Write out each line of the material again, word for word.

++++ Data to process

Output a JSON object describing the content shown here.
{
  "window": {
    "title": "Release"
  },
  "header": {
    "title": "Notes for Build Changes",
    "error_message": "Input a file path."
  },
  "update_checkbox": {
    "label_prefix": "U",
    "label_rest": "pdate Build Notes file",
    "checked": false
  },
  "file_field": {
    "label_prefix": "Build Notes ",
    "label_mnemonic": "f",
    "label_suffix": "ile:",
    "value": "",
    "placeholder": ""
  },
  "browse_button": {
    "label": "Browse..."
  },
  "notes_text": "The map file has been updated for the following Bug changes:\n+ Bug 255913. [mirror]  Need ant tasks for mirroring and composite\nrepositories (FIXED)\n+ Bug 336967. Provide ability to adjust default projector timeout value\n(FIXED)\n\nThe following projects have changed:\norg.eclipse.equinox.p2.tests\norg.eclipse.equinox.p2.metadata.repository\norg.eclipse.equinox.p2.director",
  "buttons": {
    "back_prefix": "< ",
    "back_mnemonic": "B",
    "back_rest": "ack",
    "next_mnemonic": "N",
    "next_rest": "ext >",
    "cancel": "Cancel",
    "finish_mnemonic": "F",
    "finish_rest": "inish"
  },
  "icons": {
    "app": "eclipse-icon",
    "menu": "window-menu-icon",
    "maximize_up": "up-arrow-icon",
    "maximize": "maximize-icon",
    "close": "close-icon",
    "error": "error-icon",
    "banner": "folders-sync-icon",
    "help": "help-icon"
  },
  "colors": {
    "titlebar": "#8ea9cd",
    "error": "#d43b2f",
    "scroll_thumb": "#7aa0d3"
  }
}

++++++++

▸ Problem solution:
Output a JSON object describing the content shown here.
{
  "window": {
    "title": "Release"
  },
  "header": {
    "title": "Notes for Build Changes",
    "error_message": "Input a file path."
  },
  "update_checkbox": {
    "label_prefix": "U",
    "label_rest": "pdate Build Notes file",
    "checked": false
  },
  "file_field": {
    "label_prefix": "Build Notes ",
    "label_mnemonic": "f",
    "label_suffix": "ile:",
    "value": "",
    "placeholder": ""
  },
  "browse_button": {
    "label": "Browse..."
  },
  "notes_text": "The map file has been updated for the following Bug changes:\n+ Bug 255913. [mirror]  Need ant tasks for mirroring and composite\nrepositories (FIXED)\n+ Bug 336967. Provide ability to adjust default projector timeout value\n(FIXED)\n\nThe following projects have changed:\norg.eclipse.equinox.p2.tests\norg.eclipse.equinox.p2.metadata.repository\norg.eclipse.equinox.p2.director",
  "buttons": {
    "back_prefix": "< ",
    "back_mnemonic": "B",
    "back_rest": "ack",
    "next_mnemonic": "N",
    "next_rest": "ext >",
    "cancel": "Cancel",
    "finish_mnemonic": "F",
    "finish_rest": "inish"
  },
  "icons": {
    "app": "eclipse-icon",
    "menu": "window-menu-icon",
    "maximize_up": "up-arrow-icon",
    "maximize": "maximize-icon",
    "close": "close-icon",
    "error": "error-icon",
    "banner": "folders-sync-icon",
    "help": "help-icon"
  },
  "colors": {
    "titlebar": "#8ea9cd",
    "error": "#d43b2f",
    "scroll_thumb": "#7aa0d3"
  }
}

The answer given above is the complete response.